- **STATED TASK**
Only lines holding the word "score" should be copied from the material.

━━━━━━━━━━━━━━━━━━━━

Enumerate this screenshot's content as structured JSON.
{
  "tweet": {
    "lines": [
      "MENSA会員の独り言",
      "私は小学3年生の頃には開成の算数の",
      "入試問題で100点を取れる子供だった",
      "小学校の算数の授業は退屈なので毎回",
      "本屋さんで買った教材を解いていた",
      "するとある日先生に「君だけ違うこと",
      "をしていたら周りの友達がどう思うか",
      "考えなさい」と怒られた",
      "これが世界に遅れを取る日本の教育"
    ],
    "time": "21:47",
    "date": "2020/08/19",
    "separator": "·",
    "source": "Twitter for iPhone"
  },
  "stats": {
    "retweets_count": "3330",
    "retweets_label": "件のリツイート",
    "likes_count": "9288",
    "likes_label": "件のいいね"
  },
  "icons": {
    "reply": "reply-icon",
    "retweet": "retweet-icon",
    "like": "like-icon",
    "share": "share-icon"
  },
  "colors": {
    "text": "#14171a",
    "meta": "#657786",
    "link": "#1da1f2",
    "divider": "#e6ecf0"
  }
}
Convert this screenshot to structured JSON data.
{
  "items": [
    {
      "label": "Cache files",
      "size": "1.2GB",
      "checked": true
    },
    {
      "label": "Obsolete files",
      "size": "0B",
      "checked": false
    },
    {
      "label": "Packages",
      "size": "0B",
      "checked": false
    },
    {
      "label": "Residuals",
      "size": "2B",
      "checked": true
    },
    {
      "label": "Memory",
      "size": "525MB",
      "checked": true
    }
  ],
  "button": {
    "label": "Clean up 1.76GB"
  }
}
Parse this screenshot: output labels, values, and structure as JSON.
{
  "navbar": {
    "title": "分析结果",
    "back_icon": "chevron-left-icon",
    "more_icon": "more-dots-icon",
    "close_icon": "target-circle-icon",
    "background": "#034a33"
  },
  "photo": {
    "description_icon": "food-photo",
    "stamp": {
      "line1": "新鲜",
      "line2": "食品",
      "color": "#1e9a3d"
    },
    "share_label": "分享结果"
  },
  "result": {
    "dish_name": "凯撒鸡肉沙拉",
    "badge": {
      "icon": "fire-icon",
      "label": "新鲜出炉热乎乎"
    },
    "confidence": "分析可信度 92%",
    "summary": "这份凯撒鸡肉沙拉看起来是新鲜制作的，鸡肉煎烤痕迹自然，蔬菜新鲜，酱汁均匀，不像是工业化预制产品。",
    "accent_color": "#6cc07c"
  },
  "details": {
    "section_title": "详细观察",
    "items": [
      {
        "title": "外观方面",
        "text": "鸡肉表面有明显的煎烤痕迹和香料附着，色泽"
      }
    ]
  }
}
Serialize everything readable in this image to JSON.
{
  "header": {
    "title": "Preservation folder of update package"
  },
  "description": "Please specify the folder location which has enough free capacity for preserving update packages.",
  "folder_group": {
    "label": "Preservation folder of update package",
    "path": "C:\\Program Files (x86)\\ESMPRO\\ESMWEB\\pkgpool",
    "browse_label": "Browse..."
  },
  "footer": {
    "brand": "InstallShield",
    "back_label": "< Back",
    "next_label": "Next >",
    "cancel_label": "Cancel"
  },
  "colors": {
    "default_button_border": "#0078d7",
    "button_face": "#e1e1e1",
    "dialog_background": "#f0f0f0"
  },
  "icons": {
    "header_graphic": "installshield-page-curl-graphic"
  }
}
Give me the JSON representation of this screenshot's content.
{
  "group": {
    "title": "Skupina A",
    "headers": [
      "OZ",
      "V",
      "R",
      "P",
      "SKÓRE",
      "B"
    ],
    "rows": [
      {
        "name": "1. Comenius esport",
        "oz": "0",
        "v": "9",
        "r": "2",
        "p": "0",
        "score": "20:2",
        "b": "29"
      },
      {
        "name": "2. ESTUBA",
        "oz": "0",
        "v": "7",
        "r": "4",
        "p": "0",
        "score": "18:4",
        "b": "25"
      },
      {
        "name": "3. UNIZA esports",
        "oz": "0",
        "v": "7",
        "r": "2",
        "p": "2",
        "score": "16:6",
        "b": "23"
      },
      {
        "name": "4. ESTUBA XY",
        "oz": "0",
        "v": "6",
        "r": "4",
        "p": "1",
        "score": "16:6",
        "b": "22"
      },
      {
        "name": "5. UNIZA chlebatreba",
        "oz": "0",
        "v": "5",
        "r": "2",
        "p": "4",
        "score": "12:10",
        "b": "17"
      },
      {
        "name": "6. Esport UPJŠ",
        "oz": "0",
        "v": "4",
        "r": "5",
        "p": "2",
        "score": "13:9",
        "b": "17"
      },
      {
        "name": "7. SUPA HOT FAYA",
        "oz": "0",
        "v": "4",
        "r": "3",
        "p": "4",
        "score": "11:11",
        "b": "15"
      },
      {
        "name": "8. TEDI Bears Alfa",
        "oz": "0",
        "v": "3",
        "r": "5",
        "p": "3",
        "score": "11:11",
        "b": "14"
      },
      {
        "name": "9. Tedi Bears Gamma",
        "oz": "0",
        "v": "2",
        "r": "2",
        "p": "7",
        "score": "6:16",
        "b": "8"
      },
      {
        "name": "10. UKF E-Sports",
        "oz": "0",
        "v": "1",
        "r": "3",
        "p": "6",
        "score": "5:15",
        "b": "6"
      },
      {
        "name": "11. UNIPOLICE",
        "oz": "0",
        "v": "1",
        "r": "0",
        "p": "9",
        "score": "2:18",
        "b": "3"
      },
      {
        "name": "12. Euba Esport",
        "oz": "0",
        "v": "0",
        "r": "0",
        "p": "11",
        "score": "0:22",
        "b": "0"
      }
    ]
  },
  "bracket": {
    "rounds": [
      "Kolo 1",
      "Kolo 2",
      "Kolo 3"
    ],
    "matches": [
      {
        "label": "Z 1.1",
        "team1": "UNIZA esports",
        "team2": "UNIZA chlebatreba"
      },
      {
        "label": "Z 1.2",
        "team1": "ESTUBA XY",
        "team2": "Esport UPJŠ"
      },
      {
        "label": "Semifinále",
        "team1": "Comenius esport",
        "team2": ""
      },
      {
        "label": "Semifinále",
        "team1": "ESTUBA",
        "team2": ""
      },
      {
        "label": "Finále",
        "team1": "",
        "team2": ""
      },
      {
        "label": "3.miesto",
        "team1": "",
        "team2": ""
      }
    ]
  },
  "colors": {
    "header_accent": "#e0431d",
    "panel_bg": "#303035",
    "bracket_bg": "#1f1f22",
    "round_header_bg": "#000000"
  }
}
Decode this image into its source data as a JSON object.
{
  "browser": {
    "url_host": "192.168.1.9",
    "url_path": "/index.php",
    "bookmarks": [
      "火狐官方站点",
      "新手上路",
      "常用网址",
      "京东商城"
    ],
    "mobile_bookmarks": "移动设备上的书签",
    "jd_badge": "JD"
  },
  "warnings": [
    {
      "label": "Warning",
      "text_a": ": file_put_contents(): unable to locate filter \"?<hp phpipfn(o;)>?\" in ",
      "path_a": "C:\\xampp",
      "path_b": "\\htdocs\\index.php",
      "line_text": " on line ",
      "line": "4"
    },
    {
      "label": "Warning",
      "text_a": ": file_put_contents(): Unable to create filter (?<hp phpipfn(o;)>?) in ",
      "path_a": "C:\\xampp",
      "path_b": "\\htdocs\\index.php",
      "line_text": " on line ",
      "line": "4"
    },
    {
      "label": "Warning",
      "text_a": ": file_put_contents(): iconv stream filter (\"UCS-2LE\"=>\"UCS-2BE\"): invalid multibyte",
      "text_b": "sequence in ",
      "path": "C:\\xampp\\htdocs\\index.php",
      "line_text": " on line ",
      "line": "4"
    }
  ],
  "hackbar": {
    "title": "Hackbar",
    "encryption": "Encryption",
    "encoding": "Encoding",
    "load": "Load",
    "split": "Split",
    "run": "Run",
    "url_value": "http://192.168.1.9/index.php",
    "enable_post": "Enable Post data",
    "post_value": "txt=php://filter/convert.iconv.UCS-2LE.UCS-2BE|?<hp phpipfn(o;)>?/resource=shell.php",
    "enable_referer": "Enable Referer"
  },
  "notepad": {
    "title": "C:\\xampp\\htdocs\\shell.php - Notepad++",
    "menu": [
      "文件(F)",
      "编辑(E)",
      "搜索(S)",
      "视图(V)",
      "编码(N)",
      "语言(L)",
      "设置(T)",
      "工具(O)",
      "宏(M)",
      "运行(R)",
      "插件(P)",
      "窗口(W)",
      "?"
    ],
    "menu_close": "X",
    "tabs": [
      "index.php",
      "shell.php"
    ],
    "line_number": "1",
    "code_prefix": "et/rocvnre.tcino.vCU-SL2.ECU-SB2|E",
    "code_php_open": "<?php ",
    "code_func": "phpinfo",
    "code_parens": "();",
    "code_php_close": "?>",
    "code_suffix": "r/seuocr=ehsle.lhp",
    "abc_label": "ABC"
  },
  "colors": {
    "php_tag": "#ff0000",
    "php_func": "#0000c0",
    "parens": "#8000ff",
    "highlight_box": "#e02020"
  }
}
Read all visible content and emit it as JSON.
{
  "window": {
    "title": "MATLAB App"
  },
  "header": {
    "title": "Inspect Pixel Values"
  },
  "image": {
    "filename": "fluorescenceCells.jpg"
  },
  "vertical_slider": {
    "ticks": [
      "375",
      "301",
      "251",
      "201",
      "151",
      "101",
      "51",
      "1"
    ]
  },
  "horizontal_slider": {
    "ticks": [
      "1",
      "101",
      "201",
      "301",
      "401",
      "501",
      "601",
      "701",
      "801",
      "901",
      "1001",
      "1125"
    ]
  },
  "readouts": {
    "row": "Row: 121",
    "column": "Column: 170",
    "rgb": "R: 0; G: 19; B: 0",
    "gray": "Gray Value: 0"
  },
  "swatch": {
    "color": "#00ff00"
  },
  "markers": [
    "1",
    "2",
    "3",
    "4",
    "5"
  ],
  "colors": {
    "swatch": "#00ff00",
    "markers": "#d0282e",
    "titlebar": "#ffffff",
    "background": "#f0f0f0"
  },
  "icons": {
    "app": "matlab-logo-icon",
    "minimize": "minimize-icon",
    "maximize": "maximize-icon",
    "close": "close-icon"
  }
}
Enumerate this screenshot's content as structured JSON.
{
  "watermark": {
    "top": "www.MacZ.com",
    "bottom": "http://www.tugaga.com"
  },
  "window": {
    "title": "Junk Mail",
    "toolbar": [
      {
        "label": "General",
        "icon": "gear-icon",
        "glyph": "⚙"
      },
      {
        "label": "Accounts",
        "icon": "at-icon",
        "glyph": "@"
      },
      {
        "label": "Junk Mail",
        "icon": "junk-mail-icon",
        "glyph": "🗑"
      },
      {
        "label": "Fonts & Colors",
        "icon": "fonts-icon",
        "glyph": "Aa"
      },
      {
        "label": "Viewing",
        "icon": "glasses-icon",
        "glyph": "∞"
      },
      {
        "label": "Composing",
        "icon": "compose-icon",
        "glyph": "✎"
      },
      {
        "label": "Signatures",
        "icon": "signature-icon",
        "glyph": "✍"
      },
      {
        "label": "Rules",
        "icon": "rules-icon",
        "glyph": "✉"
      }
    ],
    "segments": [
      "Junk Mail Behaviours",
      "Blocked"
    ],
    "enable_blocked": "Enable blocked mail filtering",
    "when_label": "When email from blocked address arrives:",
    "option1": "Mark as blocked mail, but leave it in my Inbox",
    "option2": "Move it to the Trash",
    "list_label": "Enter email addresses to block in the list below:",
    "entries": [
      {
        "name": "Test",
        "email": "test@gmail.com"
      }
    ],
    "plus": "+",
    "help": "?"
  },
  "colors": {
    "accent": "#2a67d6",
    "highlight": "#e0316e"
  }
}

━━━━━━━━━━━━━━━━━━━━

- **EXERCISE RESPONSE**
        "score": "20:2",
        "score": "18:4",
        "score": "16:6",
        "score": "16:6",
        "score": "12:10",
        "score": "13:9",
        "score": "11:11",
        "score": "11:11",
        "score": "6:16",
        "score": "5:15",
        "score": "2:18",
        "score": "0:22",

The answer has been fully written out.